--- start ---
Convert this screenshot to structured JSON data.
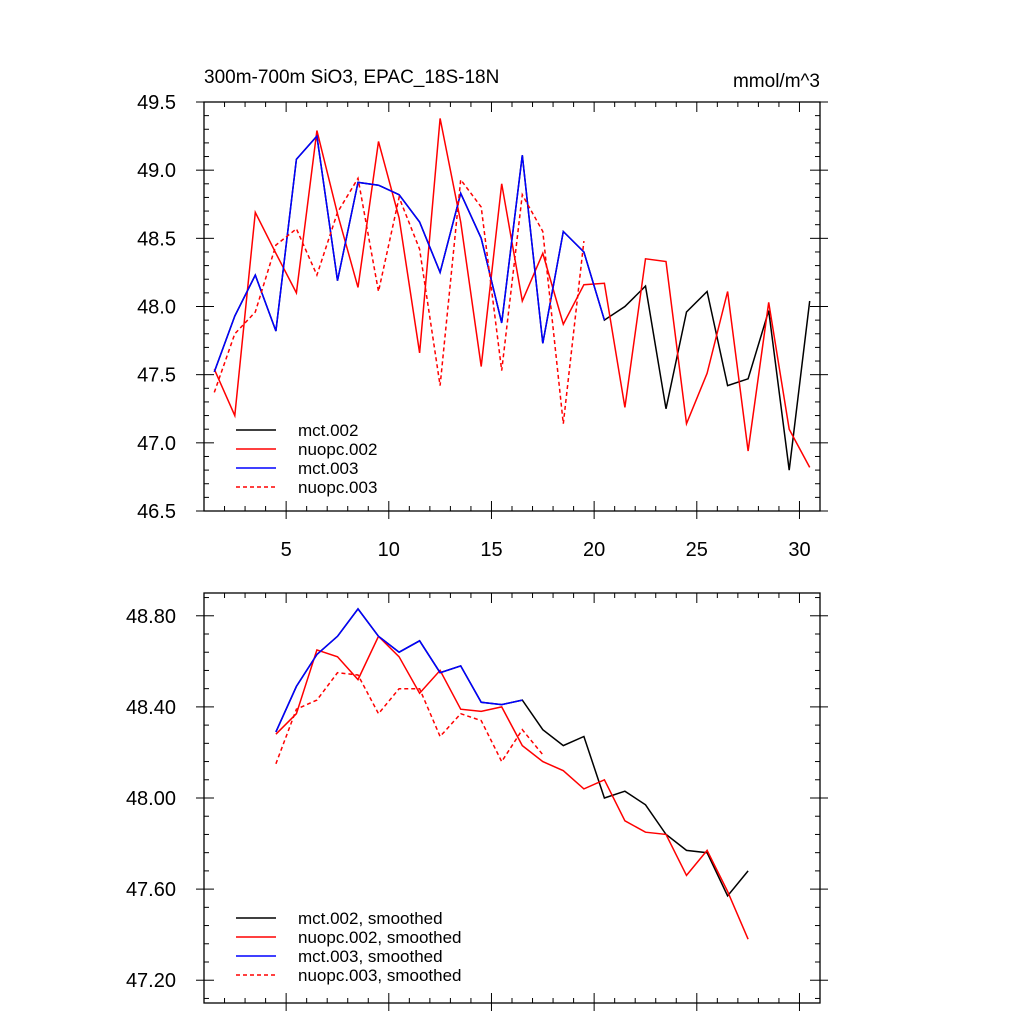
{
  "chart_data": [
    {
      "type": "line",
      "title": "300m-700m SiO3, EPAC_18S-18N",
      "units": "mmol/m^3",
      "xlim": [
        1,
        31
      ],
      "ylim": [
        46.5,
        49.5
      ],
      "xticks": [
        5,
        10,
        15,
        20,
        25,
        30
      ],
      "yticks": [
        46.5,
        47.0,
        47.5,
        48.0,
        48.5,
        49.0,
        49.5
      ],
      "ytick_labels": [
        "46.5",
        "47.0",
        "47.5",
        "48.0",
        "48.5",
        "49.0",
        "49.5"
      ],
      "legend_position": "bottom-left",
      "series": [
        {
          "name": "mct.002",
          "color": "#000000",
          "dash": false,
          "x": [
            1.5,
            2.5,
            3.5,
            4.5,
            5.5,
            6.5,
            7.5,
            8.5,
            9.5,
            10.5,
            11.5,
            12.5,
            13.5,
            14.5,
            15.5,
            16.5,
            17.5,
            18.5,
            19.5,
            20.5,
            21.5,
            22.5,
            23.5,
            24.5,
            25.5,
            26.5,
            27.5,
            28.5,
            29.5,
            30.5
          ],
          "values": [
            47.52,
            47.93,
            48.23,
            47.82,
            49.08,
            49.25,
            48.19,
            48.91,
            48.89,
            48.82,
            48.62,
            48.25,
            48.83,
            48.5,
            47.88,
            49.11,
            47.73,
            48.55,
            48.4,
            47.9,
            48.0,
            48.15,
            47.25,
            47.96,
            48.11,
            47.42,
            47.47,
            47.97,
            46.8,
            48.04
          ]
        },
        {
          "name": "nuopc.002",
          "color": "#ff0000",
          "dash": false,
          "x": [
            1.5,
            2.5,
            3.5,
            4.5,
            5.5,
            6.5,
            7.5,
            8.5,
            9.5,
            10.5,
            11.5,
            12.5,
            13.5,
            14.5,
            15.5,
            16.5,
            17.5,
            18.5,
            19.5,
            20.5,
            21.5,
            22.5,
            23.5,
            24.5,
            25.5,
            26.5,
            27.5,
            28.5,
            29.5,
            30.5
          ],
          "values": [
            47.54,
            47.2,
            48.69,
            48.39,
            48.1,
            49.29,
            48.68,
            48.14,
            49.21,
            48.65,
            47.66,
            49.38,
            48.62,
            47.56,
            48.9,
            48.04,
            48.39,
            47.87,
            48.16,
            48.17,
            47.26,
            48.35,
            48.33,
            47.14,
            47.51,
            48.11,
            46.94,
            48.03,
            47.1,
            46.82
          ]
        },
        {
          "name": "mct.003",
          "color": "#0000ff",
          "dash": false,
          "x": [
            1.5,
            2.5,
            3.5,
            4.5,
            5.5,
            6.5,
            7.5,
            8.5,
            9.5,
            10.5,
            11.5,
            12.5,
            13.5,
            14.5,
            15.5,
            16.5,
            17.5,
            18.5,
            19.5,
            20.5
          ],
          "values": [
            47.52,
            47.93,
            48.23,
            47.82,
            49.08,
            49.25,
            48.19,
            48.91,
            48.89,
            48.82,
            48.62,
            48.25,
            48.83,
            48.5,
            47.88,
            49.11,
            47.73,
            48.55,
            48.4,
            47.9
          ]
        },
        {
          "name": "nuopc.003",
          "color": "#ff0000",
          "dash": true,
          "x": [
            1.5,
            2.5,
            3.5,
            4.5,
            5.5,
            6.5,
            7.5,
            8.5,
            9.5,
            10.5,
            11.5,
            12.5,
            13.5,
            14.5,
            15.5,
            16.5,
            17.5,
            18.5,
            19.5
          ],
          "values": [
            47.37,
            47.8,
            47.96,
            48.45,
            48.57,
            48.23,
            48.69,
            48.94,
            48.11,
            48.8,
            48.42,
            47.42,
            48.93,
            48.73,
            47.53,
            48.82,
            48.55,
            47.14,
            48.48
          ]
        }
      ]
    },
    {
      "type": "line",
      "xlim": [
        1,
        31
      ],
      "ylim": [
        47.1,
        48.9
      ],
      "xticks": [
        5,
        10,
        15,
        20,
        25,
        30
      ],
      "yticks": [
        47.2,
        47.6,
        48.0,
        48.4,
        48.8
      ],
      "ytick_labels": [
        "47.20",
        "47.60",
        "48.00",
        "48.40",
        "48.80"
      ],
      "legend_position": "bottom-left",
      "series": [
        {
          "name": "mct.002, smoothed",
          "color": "#000000",
          "dash": false,
          "x": [
            4.5,
            5.5,
            6.5,
            7.5,
            8.5,
            9.5,
            10.5,
            11.5,
            12.5,
            13.5,
            14.5,
            15.5,
            16.5,
            17.5,
            18.5,
            19.5,
            20.5,
            21.5,
            22.5,
            23.5,
            24.5,
            25.5,
            26.5,
            27.5
          ],
          "values": [
            48.29,
            48.49,
            48.63,
            48.71,
            48.83,
            48.71,
            48.64,
            48.69,
            48.55,
            48.58,
            48.42,
            48.41,
            48.43,
            48.3,
            48.23,
            48.27,
            48.0,
            48.03,
            47.97,
            47.84,
            47.77,
            47.76,
            47.57,
            47.68
          ]
        },
        {
          "name": "nuopc.002, smoothed",
          "color": "#ff0000",
          "dash": false,
          "x": [
            4.5,
            5.5,
            6.5,
            7.5,
            8.5,
            9.5,
            10.5,
            11.5,
            12.5,
            13.5,
            14.5,
            15.5,
            16.5,
            17.5,
            18.5,
            19.5,
            20.5,
            21.5,
            22.5,
            23.5,
            24.5,
            25.5,
            26.5,
            27.5
          ],
          "values": [
            48.28,
            48.37,
            48.65,
            48.62,
            48.52,
            48.71,
            48.62,
            48.46,
            48.56,
            48.39,
            48.38,
            48.4,
            48.23,
            48.16,
            48.12,
            48.04,
            48.08,
            47.9,
            47.85,
            47.84,
            47.66,
            47.77,
            47.59,
            47.38
          ]
        },
        {
          "name": "mct.003, smoothed",
          "color": "#0000ff",
          "dash": false,
          "x": [
            4.5,
            5.5,
            6.5,
            7.5,
            8.5,
            9.5,
            10.5,
            11.5,
            12.5,
            13.5,
            14.5,
            15.5,
            16.5
          ],
          "values": [
            48.29,
            48.49,
            48.63,
            48.71,
            48.83,
            48.71,
            48.64,
            48.69,
            48.55,
            48.58,
            48.42,
            48.41,
            48.43
          ]
        },
        {
          "name": "nuopc.003, smoothed",
          "color": "#ff0000",
          "dash": true,
          "x": [
            4.5,
            5.5,
            6.5,
            7.5,
            8.5,
            9.5,
            10.5,
            11.5,
            12.5,
            13.5,
            14.5,
            15.5,
            16.5,
            17.5
          ],
          "values": [
            48.15,
            48.39,
            48.43,
            48.55,
            48.54,
            48.37,
            48.48,
            48.48,
            48.27,
            48.37,
            48.34,
            48.16,
            48.3,
            48.19
          ]
        }
      ]
    }
  ]
}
--- end ---
▸ INSTRUCTIONS FOR THE TASK
Leave out the pictures, and give all the records again exactly.

▸ SOLUTION
Convert this screenshot to structured JSON data.
{
  "chart_data": [
    {
      "type": "line",
      "title": "300m-700m SiO3, EPAC_18S-18N",
      "units": "mmol/m^3",
      "xlim": [
        1,
        31
      ],
      "ylim": [
        46.5,
        49.5
      ],
      "xticks": [
        5,
        10,
        15,
        20,
        25,
        30
      ],
      "yticks": [
        46.5,
        47.0,
        47.5,
        48.0,
        48.5,
        49.0,
        49.5
      ],
      "ytick_labels": [
        "46.5",
        "47.0",
        "47.5",
        "48.0",
        "48.5",
        "49.0",
        "49.5"
      ],
      "legend_position": "bottom-left",
      "series": [
        {
          "name": "mct.002",
          "color": "#000000",
          "dash": false,
          "x": [
            1.5,
            2.5,
            3.5,
            4.5,
            5.5,
            6.5,
            7.5,
            8.5,
            9.5,
            10.5,
            11.5,
            12.5,
            13.5,
            14.5,
            15.5,
            16.5,
            17.5,
            18.5,
            19.5,
            20.5,
            21.5,
            22.5,
            23.5,
            24.5,
            25.5,
            26.5,
            27.5,
            28.5,
            29.5,
            30.5
          ],
          "values": [
            47.52,
            47.93,
            48.23,
            47.82,
            49.08,
            49.25,
            48.19,
            48.91,
            48.89,
            48.82,
            48.62,
            48.25,
            48.83,
            48.5,
            47.88,
            49.11,
            47.73,
            48.55,
            48.4,
            47.9,
            48.0,
            48.15,
            47.25,
            47.96,
            48.11,
            47.42,
            47.47,
            47.97,
            46.8,
            48.04
          ]
        },
        {
          "name": "nuopc.002",
          "color": "#ff0000",
          "dash": false,
          "x": [
            1.5,
            2.5,
            3.5,
            4.5,
            5.5,
            6.5,
            7.5,
            8.5,
            9.5,
            10.5,
            11.5,
            12.5,
            13.5,
            14.5,
            15.5,
            16.5,
            17.5,
            18.5,
            19.5,
            20.5,
            21.5,
            22.5,
            23.5,
            24.5,
            25.5,
            26.5,
            27.5,
            28.5,
            29.5,
            30.5
          ],
          "values": [
            47.54,
            47.2,
            48.69,
            48.39,
            48.1,
            49.29,
            48.68,
            48.14,
            49.21,
            48.65,
            47.66,
            49.38,
            48.62,
            47.56,
            48.9,
            48.04,
            48.39,
            47.87,
            48.16,
            48.17,
            47.26,
            48.35,
            48.33,
            47.14,
            47.51,
            48.11,
            46.94,
            48.03,
            47.1,
            46.82
          ]
        },
        {
          "name": "mct.003",
          "color": "#0000ff",
          "dash": false,
          "x": [
            1.5,
            2.5,
            3.5,
            4.5,
            5.5,
            6.5,
            7.5,
            8.5,
            9.5,
            10.5,
            11.5,
            12.5,
            13.5,
            14.5,
            15.5,
            16.5,
            17.5,
            18.5,
            19.5,
            20.5
          ],
          "values": [
            47.52,
            47.93,
            48.23,
            47.82,
            49.08,
            49.25,
            48.19,
            48.91,
            48.89,
            48.82,
            48.62,
            48.25,
            48.83,
            48.5,
            47.88,
            49.11,
            47.73,
            48.55,
            48.4,
            47.9
          ]
        },
        {
          "name": "nuopc.003",
          "color": "#ff0000",
          "dash": true,
          "x": [
            1.5,
            2.5,
            3.5,
            4.5,
            5.5,
            6.5,
            7.5,
            8.5,
            9.5,
            10.5,
            11.5,
            12.5,
            13.5,
            14.5,
            15.5,
            16.5,
            17.5,
            18.5,
            19.5
          ],
          "values": [
            47.37,
            47.8,
            47.96,
            48.45,
            48.57,
            48.23,
            48.69,
            48.94,
            48.11,
            48.8,
            48.42,
            47.42,
            48.93,
            48.73,
            47.53,
            48.82,
            48.55,
            47.14,
            48.48
          ]
        }
      ]
    },
    {
      "type": "line",
      "xlim": [
        1,
        31
      ],
      "ylim": [
        47.1,
        48.9
      ],
      "xticks": [
        5,
        10,
        15,
        20,
        25,
        30
      ],
      "yticks": [
        47.2,
        47.6,
        48.0,
        48.4,
        48.8
      ],
      "ytick_labels": [
        "47.20",
        "47.60",
        "48.00",
        "48.40",
        "48.80"
      ],
      "legend_position": "bottom-left",
      "series": [
        {
          "name": "mct.002, smoothed",
          "color": "#000000",
          "dash": false,
          "x": [
            4.5,
            5.5,
            6.5,
            7.5,
            8.5,
            9.5,
            10.5,
            11.5,
            12.5,
            13.5,
            14.5,
            15.5,
            16.5,
            17.5,
            18.5,
            19.5,
            20.5,
            21.5,
            22.5,
            23.5,
            24.5,
            25.5,
            26.5,
            27.5
          ],
          "values": [
            48.29,
            48.49,
            48.63,
            48.71,
            48.83,
            48.71,
            48.64,
            48.69,
            48.55,
            48.58,
            48.42,
            48.41,
            48.43,
            48.3,
            48.23,
            48.27,
            48.0,
            48.03,
            47.97,
            47.84,
            47.77,
            47.76,
            47.57,
            47.68
          ]
        },
        {
          "name": "nuopc.002, smoothed",
          "color": "#ff0000",
          "dash": false,
          "x": [
            4.5,
            5.5,
            6.5,
            7.5,
            8.5,
            9.5,
            10.5,
            11.5,
            12.5,
            13.5,
            14.5,
            15.5,
            16.5,
            17.5,
            18.5,
            19.5,
            20.5,
            21.5,
            22.5,
            23.5,
            24.5,
            25.5,
            26.5,
            27.5
          ],
          "values": [
            48.28,
            48.37,
            48.65,
            48.62,
            48.52,
            48.71,
            48.62,
            48.46,
            48.56,
            48.39,
            48.38,
            48.4,
            48.23,
            48.16,
            48.12,
            48.04,
            48.08,
            47.9,
            47.85,
            47.84,
            47.66,
            47.77,
            47.59,
            47.38
          ]
        },
        {
          "name": "mct.003, smoothed",
          "color": "#0000ff",
          "dash": false,
          "x": [
            4.5,
            5.5,
            6.5,
            7.5,
            8.5,
            9.5,
            10.5,
            11.5,
            12.5,
            13.5,
            14.5,
            15.5,
            16.5
          ],
          "values": [
            48.29,
            48.49,
            48.63,
            48.71,
            48.83,
            48.71,
            48.64,
            48.69,
            48.55,
            48.58,
            48.42,
            48.41,
            48.43
          ]
        },
        {
          "name": "nuopc.003, smoothed",
          "color": "#ff0000",
          "dash": true,
          "x": [
            4.5,
            5.5,
            6.5,
            7.5,
            8.5,
            9.5,
            10.5,
            11.5,
            12.5,
            13.5,
            14.5,
            15.5,
            16.5,
            17.5
          ],
          "values": [
            48.15,
            48.39,
            48.43,
            48.55,
            48.54,
            48.37,
            48.48,
            48.48,
            48.27,
            48.37,
            48.34,
            48.16,
            48.3,
            48.19
          ]
        }
      ]
    }
  ]
}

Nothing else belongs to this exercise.